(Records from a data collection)
§

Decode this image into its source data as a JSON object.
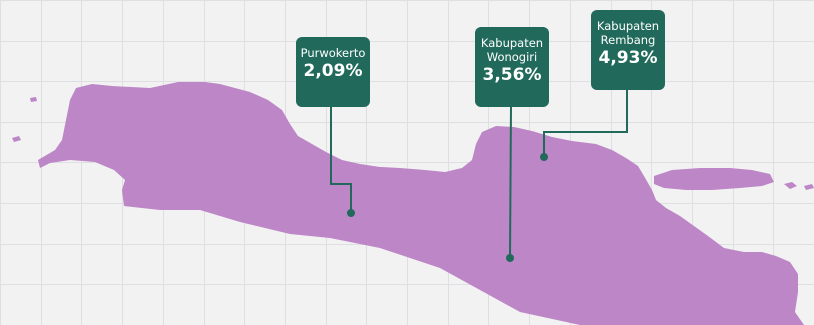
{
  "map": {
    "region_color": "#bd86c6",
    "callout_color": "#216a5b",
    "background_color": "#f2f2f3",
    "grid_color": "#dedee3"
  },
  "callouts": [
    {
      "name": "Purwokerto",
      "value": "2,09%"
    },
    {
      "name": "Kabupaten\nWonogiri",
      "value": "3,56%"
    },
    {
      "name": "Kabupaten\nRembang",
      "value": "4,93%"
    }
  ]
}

§

• Short exercise
Gather from the records above every line containing the string "Kabupaten".

• Answer for the task
      "name": "Kabupaten\nWonogiri",
      "name": "Kabupaten\nRembang",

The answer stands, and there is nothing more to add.